*** SUPPLIED DATA
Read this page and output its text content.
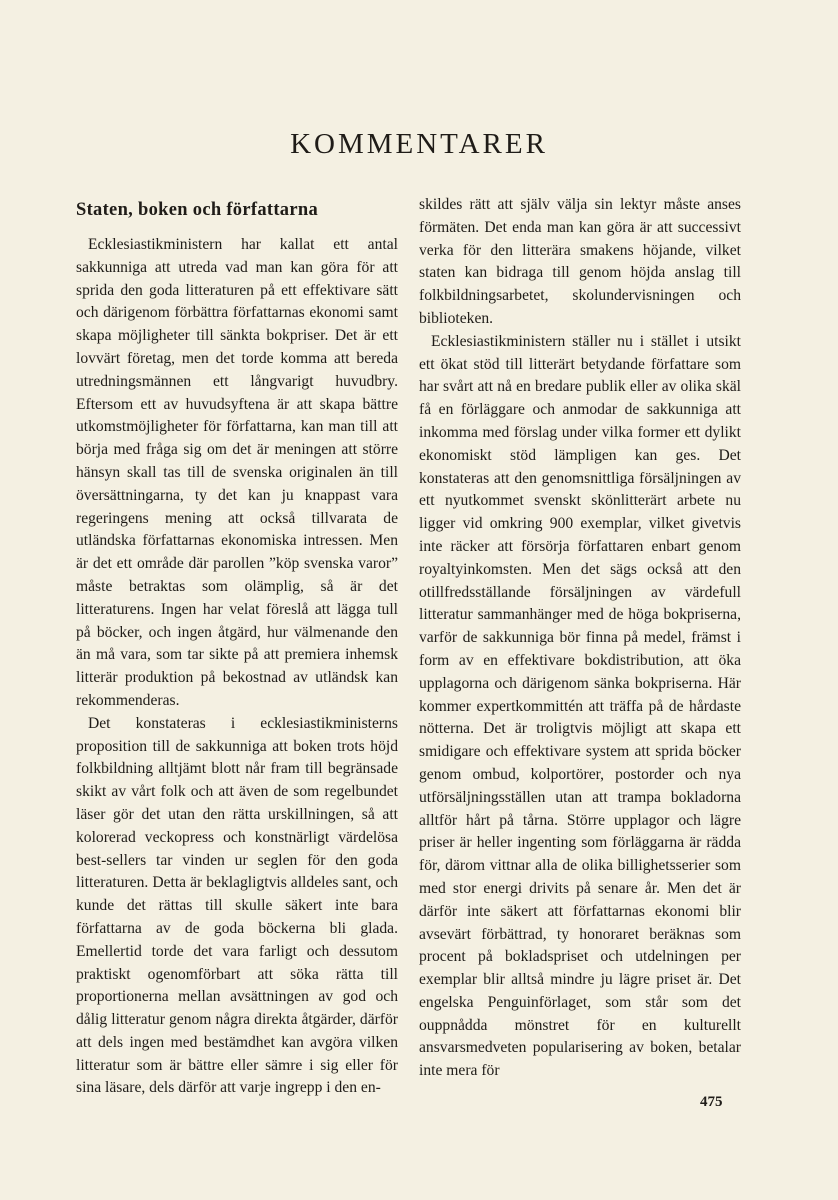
KOMMENTARER
Staten, boken och författarna

Ecklesiastikministern har kallat ett antal sakkunniga att utreda vad man kan göra för att sprida den goda litteraturen på ett effektivare sätt och därigenom förbättra författarnas ekonomi samt skapa möjligheter till sänkta bokpriser. Det är ett lovvärt företag, men det torde komma att bereda utredningsmännen ett långvarigt huvudbry. Eftersom ett av huvudsyftena är att skapa bättre utkomstmöjligheter för författarna, kan man till att börja med fråga sig om det är meningen att större hänsyn skall tas till de svenska originalen än till översättningarna, ty det kan ju knappast vara regeringens mening att också tillvarata de utländska författarnas ekonomiska intressen. Men är det ett område där parollen ”köp svenska varor” måste betraktas som olämplig, så är det litteraturens. Ingen har velat föreslå att lägga tull på böcker, och ingen åtgärd, hur välmenande den än må vara, som tar sikte på att premiera inhemsk litterär produktion på bekostnad av utländsk kan rekommenderas.

Det konstateras i ecklesiastikministerns proposition till de sakkunniga att boken trots höjd folkbildning alltjämt blott når fram till begränsade skikt av vårt folk och att även de som regelbundet läser gör det utan den rätta urskillningen, så att kolorerad veckopress och konstnärligt värdelösa best-sellers tar vinden ur seglen för den goda litteraturen. Detta är beklagligtvis alldeles sant, och kunde det rättas till skulle säkert inte bara författarna av de goda böckerna bli glada. Emellertid torde det vara farligt och dessutom praktiskt ogenomförbart att söka rätta till proportionerna mellan avsättningen av god och dålig litteratur genom några direkta åtgärder, därför att dels ingen med bestämdhet kan avgöra vilken litteratur som är bättre eller sämre i sig eller för sina läsare, dels därför att varje ingrepp i den en-

skildes rätt att själv välja sin lektyr måste anses förmäten. Det enda man kan göra är att successivt verka för den litterära smakens höjande, vilket staten kan bidraga till genom höjda anslag till folkbildningsarbetet, skolundervisningen och biblioteken.

Ecklesiastikministern ställer nu i stället i utsikt ett ökat stöd till litterärt betydande författare som har svårt att nå en bredare publik eller av olika skäl få en förläggare och anmodar de sakkunniga att inkomma med förslag under vilka former ett dylikt ekonomiskt stöd lämpligen kan ges. Det konstateras att den genomsnittliga försäljningen av ett nyutkommet svenskt skönlitterärt arbete nu ligger vid omkring 900 exemplar, vilket givetvis inte räcker att försörja författaren enbart genom royaltyinkomsten. Men det sägs också att den otillfredsställande försäljningen av värdefull litteratur sammanhänger med de höga bokpriserna, varför de sakkunniga bör finna på medel, främst i form av en effektivare bokdistribution, att öka upplagorna och därigenom sänka bokpriserna. Här kommer expertkommittén att träffa på de hårdaste nötterna. Det är troligtvis möjligt att skapa ett smidigare och effektivare system att sprida böcker genom ombud, kolportörer, postorder och nya utförsäljningsställen utan att trampa bokladorna alltför hårt på tårna. Större upplagor och lägre priser är heller ingenting som förläggarna är rädda för, därom vittnar alla de olika billighetsserier som med stor energi drivits på senare år. Men det är därför inte säkert att författarnas ekonomi blir avsevärt förbättrad, ty honoraret beräknas som procent på bokladspriset och utdelningen per exemplar blir alltså mindre ju lägre priset är. Det engelska Penguinförlaget, som står som det ouppnådda mönstret för en kulturellt ansvarsmedveten popularisering av boken, betalar inte mera för

475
******
| WHAT TO DO |
The copy you write out must match the entries word for word, minus their pictures.

| FINISHED EXERCISE |
Read this page and output its text content.
KOMMENTARER
Staten, boken och författarna

Ecklesiastikministern har kallat ett antal sakkunniga att utreda vad man kan göra för att sprida den goda litteraturen på ett effektivare sätt och därigenom förbättra författarnas ekonomi samt skapa möjligheter till sänkta bokpriser. Det är ett lovvärt företag, men det torde komma att bereda utredningsmännen ett långvarigt huvudbry. Eftersom ett av huvudsyftena är att skapa bättre utkomstmöjligheter för författarna, kan man till att börja med fråga sig om det är meningen att större hänsyn skall tas till de svenska originalen än till översättningarna, ty det kan ju knappast vara regeringens mening att också tillvarata de utländska författarnas ekonomiska intressen. Men är det ett område där parollen ”köp svenska varor” måste betraktas som olämplig, så är det litteraturens. Ingen har velat föreslå att lägga tull på böcker, och ingen åtgärd, hur välmenande den än må vara, som tar sikte på att premiera inhemsk litterär produktion på bekostnad av utländsk kan rekommenderas.

Det konstateras i ecklesiastikministerns proposition till de sakkunniga att boken trots höjd folkbildning alltjämt blott når fram till begränsade skikt av vårt folk och att även de som regelbundet läser gör det utan den rätta urskillningen, så att kolorerad veckopress och konstnärligt värdelösa best-sellers tar vinden ur seglen för den goda litteraturen. Detta är beklagligtvis alldeles sant, och kunde det rättas till skulle säkert inte bara författarna av de goda böckerna bli glada. Emellertid torde det vara farligt och dessutom praktiskt ogenomförbart att söka rätta till proportionerna mellan avsättningen av god och dålig litteratur genom några direkta åtgärder, därför att dels ingen med bestämdhet kan avgöra vilken litteratur som är bättre eller sämre i sig eller för sina läsare, dels därför att varje ingrepp i den en-

skildes rätt att själv välja sin lektyr måste anses förmäten. Det enda man kan göra är att successivt verka för den litterära smakens höjande, vilket staten kan bidraga till genom höjda anslag till folkbildningsarbetet, skolundervisningen och biblioteken.

Ecklesiastikministern ställer nu i stället i utsikt ett ökat stöd till litterärt betydande författare som har svårt att nå en bredare publik eller av olika skäl få en förläggare och anmodar de sakkunniga att inkomma med förslag under vilka former ett dylikt ekonomiskt stöd lämpligen kan ges. Det konstateras att den genomsnittliga försäljningen av ett nyutkommet svenskt skönlitterärt arbete nu ligger vid omkring 900 exemplar, vilket givetvis inte räcker att försörja författaren enbart genom royaltyinkomsten. Men det sägs också att den otillfredsställande försäljningen av värdefull litteratur sammanhänger med de höga bokpriserna, varför de sakkunniga bör finna på medel, främst i form av en effektivare bokdistribution, att öka upplagorna och därigenom sänka bokpriserna. Här kommer expertkommittén att träffa på de hårdaste nötterna. Det är troligtvis möjligt att skapa ett smidigare och effektivare system att sprida böcker genom ombud, kolportörer, postorder och nya utförsäljningsställen utan att trampa bokladorna alltför hårt på tårna. Större upplagor och lägre priser är heller ingenting som förläggarna är rädda för, därom vittnar alla de olika billighetsserier som med stor energi drivits på senare år. Men det är därför inte säkert att författarnas ekonomi blir avsevärt förbättrad, ty honoraret beräknas som procent på bokladspriset och utdelningen per exemplar blir alltså mindre ju lägre priset är. Det engelska Penguinförlaget, som står som det ouppnådda mönstret för en kulturellt ansvarsmedveten popularisering av boken, betalar inte mera för

475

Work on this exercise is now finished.